____ RECORDS SUPPLIED

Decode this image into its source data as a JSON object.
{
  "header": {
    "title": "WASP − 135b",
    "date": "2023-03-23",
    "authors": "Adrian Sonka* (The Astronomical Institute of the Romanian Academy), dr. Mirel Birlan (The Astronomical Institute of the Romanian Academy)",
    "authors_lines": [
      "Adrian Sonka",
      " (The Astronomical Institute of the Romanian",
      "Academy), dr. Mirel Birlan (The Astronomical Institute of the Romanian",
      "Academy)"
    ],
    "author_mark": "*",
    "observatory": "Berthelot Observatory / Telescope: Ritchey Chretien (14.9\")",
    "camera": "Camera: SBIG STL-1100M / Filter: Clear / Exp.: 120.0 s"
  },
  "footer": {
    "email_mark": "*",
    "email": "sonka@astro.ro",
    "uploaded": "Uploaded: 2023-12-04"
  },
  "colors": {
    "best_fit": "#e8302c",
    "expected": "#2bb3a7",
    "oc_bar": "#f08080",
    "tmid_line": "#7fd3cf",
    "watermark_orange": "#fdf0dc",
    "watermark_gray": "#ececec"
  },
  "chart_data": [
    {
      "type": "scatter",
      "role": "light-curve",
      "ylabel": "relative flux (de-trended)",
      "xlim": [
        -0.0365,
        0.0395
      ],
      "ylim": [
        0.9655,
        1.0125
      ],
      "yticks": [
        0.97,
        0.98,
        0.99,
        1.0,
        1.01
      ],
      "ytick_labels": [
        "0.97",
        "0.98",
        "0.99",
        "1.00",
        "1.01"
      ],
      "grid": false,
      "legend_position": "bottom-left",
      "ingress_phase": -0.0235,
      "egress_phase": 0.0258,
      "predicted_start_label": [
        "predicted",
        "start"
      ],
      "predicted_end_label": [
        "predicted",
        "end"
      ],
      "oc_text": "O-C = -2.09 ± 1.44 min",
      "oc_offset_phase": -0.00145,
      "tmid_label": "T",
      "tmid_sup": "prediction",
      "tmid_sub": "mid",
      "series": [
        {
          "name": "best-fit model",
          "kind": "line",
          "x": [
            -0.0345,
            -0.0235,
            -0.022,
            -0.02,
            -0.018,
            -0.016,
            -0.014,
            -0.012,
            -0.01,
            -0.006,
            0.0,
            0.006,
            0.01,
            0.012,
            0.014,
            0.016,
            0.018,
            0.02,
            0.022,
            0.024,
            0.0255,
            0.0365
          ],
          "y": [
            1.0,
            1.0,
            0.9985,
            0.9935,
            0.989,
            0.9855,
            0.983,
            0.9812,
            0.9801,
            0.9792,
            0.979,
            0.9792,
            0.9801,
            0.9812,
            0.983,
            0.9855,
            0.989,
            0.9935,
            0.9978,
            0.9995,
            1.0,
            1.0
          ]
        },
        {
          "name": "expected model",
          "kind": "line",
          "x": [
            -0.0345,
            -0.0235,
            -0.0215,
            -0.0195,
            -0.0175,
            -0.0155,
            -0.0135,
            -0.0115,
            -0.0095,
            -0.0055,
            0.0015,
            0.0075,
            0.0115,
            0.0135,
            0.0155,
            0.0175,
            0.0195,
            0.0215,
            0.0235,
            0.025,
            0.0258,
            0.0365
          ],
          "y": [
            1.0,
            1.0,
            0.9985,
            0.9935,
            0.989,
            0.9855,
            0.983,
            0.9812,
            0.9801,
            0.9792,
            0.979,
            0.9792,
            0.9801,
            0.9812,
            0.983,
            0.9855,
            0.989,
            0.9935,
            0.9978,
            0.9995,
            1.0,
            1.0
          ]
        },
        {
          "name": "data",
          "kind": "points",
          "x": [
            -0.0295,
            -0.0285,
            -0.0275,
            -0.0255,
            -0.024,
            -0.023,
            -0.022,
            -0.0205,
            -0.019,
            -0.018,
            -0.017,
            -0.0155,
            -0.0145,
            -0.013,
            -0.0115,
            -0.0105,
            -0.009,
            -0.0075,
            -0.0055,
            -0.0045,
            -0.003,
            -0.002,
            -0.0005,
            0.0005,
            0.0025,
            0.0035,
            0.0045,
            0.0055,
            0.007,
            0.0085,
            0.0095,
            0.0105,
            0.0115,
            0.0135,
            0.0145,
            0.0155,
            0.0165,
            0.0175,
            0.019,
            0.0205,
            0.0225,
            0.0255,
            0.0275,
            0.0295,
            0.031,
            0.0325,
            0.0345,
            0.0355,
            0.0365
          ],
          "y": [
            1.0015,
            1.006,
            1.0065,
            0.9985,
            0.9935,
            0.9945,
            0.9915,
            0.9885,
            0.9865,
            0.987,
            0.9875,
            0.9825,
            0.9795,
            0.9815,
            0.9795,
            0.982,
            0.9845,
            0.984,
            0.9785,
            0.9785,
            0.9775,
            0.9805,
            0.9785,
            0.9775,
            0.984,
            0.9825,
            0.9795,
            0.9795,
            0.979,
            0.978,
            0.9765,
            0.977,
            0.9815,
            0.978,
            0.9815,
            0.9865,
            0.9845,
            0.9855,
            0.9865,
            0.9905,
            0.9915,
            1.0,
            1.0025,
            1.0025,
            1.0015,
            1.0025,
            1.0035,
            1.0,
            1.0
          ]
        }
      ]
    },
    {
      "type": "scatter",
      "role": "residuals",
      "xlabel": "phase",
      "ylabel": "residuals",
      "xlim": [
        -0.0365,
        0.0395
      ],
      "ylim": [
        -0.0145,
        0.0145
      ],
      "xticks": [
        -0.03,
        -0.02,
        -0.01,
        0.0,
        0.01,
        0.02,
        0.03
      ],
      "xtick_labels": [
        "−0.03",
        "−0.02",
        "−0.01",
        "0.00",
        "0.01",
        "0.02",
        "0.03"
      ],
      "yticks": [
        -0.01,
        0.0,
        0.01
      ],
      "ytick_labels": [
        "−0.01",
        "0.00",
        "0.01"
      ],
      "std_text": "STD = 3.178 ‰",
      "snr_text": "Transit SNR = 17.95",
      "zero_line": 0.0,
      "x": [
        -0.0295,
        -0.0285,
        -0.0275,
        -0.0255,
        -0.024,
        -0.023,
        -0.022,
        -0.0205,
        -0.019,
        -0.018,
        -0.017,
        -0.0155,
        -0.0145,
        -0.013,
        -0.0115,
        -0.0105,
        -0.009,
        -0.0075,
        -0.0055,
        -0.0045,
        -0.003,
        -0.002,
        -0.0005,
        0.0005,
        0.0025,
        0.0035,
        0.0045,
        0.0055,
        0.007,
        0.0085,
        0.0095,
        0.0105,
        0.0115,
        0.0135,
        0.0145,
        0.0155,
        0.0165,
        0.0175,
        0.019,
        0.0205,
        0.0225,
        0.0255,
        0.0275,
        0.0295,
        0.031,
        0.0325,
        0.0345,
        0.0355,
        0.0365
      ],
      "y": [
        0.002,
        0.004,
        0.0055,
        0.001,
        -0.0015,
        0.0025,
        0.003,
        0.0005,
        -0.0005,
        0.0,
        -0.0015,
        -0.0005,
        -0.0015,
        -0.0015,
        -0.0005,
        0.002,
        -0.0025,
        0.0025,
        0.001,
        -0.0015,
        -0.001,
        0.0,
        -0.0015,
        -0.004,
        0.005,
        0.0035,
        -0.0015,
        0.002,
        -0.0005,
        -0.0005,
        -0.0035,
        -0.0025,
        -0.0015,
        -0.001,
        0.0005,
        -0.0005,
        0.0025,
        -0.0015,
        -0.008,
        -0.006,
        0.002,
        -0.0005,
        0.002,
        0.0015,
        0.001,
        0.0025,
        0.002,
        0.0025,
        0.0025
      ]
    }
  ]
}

________

- TASK TO COMPLETE: Go through the listing above and pull out each line containing the word "Astronomical".

- COMPLETE ANSWER:
    "authors": "Adrian Sonka* (The Astronomical Institute of the Romanian Academy), dr. Mirel Birlan (The Astronomical Institute of the Romanian Academy)",
      " (The Astronomical Institute of the Romanian",
      "Academy), dr. Mirel Birlan (The Astronomical Institute of the Romanian",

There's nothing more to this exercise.